Stored entries
=====
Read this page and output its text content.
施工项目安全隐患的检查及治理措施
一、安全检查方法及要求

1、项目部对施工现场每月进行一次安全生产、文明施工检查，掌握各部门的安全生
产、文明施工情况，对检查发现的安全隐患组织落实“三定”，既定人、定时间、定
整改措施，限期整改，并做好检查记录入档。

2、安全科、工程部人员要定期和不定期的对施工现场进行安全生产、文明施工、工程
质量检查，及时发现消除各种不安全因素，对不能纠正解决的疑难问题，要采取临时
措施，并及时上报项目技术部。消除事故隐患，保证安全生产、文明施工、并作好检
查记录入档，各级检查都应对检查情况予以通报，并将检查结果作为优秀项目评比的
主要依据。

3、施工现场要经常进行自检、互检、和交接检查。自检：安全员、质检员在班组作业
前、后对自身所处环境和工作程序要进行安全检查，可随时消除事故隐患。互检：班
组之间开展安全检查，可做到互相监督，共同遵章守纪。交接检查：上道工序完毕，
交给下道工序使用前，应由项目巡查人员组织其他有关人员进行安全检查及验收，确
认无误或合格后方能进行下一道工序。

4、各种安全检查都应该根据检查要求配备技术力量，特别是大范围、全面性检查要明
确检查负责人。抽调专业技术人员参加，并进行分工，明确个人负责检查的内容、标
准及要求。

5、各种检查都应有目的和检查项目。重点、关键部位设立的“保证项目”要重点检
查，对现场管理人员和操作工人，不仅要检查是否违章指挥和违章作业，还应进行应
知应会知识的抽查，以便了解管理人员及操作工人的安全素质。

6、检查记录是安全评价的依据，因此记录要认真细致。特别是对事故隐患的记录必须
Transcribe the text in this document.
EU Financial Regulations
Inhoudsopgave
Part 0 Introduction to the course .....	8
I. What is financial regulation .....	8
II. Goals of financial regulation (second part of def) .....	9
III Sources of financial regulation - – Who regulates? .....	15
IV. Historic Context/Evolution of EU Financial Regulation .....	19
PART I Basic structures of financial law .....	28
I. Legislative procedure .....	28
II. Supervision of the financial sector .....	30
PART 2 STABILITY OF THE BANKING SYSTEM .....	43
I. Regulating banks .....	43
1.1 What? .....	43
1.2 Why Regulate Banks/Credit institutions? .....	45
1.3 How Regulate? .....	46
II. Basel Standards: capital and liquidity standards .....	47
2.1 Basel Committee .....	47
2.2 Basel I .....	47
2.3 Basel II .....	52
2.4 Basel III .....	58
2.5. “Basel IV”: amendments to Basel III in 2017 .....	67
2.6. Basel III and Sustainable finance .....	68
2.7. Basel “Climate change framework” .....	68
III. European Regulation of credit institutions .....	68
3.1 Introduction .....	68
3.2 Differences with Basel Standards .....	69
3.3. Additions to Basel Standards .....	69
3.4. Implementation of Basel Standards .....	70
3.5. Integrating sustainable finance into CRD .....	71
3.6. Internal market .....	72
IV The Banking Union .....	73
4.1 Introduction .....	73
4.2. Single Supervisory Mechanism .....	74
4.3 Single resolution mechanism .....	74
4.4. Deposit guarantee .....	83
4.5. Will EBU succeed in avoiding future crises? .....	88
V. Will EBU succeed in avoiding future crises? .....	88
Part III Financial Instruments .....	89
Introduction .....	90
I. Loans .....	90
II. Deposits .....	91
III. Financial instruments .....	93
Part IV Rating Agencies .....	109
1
=====
Find the lines that include the string "Introduction", then copy each of them.

Part 0 Introduction to the course .....	8
3.1 Introduction .....	68
4.1 Introduction .....	73
Introduction .....	90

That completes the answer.